Excerpts from a dataset
◇ ◇ ◇ ◇

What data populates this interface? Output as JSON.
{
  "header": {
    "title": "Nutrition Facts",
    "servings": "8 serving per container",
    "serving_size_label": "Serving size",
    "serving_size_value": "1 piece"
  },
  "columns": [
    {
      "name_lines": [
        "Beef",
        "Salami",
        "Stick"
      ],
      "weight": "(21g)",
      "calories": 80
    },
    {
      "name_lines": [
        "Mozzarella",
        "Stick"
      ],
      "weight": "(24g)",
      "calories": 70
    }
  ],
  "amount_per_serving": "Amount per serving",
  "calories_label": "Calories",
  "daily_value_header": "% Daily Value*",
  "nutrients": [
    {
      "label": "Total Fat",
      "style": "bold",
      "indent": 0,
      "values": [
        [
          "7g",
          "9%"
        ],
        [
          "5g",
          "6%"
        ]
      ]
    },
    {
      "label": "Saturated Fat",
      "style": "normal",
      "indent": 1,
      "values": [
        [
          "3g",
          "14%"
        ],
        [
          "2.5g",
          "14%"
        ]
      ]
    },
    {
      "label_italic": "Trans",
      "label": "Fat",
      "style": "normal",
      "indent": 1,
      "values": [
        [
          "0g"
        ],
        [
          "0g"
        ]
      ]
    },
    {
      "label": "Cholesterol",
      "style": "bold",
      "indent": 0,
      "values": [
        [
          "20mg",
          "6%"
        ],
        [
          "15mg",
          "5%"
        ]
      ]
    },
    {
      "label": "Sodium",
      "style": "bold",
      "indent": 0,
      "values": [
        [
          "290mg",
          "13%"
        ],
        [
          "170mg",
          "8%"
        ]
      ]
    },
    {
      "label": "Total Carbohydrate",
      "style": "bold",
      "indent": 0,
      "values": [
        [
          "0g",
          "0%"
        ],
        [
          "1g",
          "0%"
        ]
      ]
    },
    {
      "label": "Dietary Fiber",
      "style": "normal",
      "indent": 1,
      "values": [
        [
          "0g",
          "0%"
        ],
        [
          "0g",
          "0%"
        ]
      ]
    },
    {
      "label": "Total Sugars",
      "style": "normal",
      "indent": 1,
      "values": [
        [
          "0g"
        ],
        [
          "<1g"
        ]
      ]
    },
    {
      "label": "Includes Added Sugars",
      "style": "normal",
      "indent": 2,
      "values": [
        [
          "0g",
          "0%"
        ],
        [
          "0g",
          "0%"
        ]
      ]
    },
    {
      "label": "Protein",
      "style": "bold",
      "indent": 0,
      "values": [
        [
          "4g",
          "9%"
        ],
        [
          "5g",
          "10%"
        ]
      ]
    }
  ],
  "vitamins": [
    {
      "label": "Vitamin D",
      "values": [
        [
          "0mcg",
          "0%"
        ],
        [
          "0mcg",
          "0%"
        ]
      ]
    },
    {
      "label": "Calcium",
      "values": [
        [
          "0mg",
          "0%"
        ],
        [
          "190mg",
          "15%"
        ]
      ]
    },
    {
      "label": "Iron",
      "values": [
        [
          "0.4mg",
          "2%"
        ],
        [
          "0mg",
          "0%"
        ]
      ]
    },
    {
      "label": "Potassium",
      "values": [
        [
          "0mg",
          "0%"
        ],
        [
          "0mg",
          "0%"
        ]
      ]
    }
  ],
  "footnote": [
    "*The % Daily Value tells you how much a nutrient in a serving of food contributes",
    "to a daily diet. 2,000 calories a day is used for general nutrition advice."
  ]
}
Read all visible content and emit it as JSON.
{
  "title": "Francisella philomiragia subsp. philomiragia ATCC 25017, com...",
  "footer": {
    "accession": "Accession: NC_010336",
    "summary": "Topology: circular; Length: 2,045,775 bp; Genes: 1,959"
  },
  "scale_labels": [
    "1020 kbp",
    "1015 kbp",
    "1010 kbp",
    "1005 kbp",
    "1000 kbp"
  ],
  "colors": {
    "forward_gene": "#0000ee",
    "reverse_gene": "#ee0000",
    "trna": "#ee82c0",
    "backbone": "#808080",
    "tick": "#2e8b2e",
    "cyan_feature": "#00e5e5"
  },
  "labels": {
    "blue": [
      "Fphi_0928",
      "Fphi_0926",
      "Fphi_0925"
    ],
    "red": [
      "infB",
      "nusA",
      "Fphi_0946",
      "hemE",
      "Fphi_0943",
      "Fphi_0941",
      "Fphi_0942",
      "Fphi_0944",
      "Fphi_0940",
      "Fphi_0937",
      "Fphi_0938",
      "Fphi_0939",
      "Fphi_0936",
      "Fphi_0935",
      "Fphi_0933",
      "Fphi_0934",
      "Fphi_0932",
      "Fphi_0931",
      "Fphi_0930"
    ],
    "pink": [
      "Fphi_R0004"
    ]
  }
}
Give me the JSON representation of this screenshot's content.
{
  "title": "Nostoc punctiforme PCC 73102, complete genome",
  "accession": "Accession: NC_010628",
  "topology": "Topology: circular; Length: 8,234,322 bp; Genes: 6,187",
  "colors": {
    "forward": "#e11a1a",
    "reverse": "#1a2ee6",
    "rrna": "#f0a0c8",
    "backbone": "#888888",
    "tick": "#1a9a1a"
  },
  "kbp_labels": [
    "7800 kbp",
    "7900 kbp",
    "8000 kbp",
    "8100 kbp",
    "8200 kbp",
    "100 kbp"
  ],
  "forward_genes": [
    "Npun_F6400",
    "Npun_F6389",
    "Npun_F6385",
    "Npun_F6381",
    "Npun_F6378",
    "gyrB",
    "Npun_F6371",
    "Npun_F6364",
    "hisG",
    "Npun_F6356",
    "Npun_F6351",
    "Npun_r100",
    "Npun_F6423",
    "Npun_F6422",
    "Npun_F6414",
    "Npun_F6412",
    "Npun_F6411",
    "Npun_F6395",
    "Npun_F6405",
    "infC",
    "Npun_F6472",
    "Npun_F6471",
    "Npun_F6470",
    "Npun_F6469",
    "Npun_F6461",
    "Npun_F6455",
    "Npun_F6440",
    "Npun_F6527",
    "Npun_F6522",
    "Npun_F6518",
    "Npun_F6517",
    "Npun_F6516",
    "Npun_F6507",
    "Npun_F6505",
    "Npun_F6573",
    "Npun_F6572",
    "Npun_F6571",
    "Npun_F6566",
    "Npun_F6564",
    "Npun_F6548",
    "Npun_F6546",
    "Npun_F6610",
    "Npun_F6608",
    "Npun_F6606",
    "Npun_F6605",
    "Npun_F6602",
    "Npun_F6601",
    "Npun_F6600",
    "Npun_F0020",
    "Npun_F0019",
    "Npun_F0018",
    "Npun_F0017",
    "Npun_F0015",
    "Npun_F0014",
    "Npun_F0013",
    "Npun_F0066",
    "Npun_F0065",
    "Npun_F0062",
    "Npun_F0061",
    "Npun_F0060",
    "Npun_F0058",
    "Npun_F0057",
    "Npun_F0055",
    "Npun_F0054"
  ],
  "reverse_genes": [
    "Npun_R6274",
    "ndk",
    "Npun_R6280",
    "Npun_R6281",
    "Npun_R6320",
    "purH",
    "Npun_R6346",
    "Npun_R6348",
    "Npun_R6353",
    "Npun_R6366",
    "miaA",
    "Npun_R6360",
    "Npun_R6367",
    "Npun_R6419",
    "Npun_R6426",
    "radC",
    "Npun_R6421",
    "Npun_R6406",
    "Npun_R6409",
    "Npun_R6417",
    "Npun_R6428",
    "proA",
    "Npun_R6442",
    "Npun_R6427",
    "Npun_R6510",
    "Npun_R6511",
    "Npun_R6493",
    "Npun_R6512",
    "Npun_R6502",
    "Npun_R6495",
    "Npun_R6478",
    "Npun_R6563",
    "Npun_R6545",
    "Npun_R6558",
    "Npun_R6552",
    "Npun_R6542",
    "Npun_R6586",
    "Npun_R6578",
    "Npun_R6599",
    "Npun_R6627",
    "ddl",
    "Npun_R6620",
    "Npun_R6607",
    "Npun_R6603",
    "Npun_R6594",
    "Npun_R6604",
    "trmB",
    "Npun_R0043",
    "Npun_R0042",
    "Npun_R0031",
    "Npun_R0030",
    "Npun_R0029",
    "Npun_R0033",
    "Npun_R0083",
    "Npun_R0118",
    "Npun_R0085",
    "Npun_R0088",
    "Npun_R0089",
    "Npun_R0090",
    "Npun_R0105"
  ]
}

◇ ◇ ◇ ◇

### What you will do
The word to look for is "this"; copy out every line of the entries that holds it.

### Problem solution
What data populates this interface? Output as JSON.
Give me the JSON representation of this screenshot's content.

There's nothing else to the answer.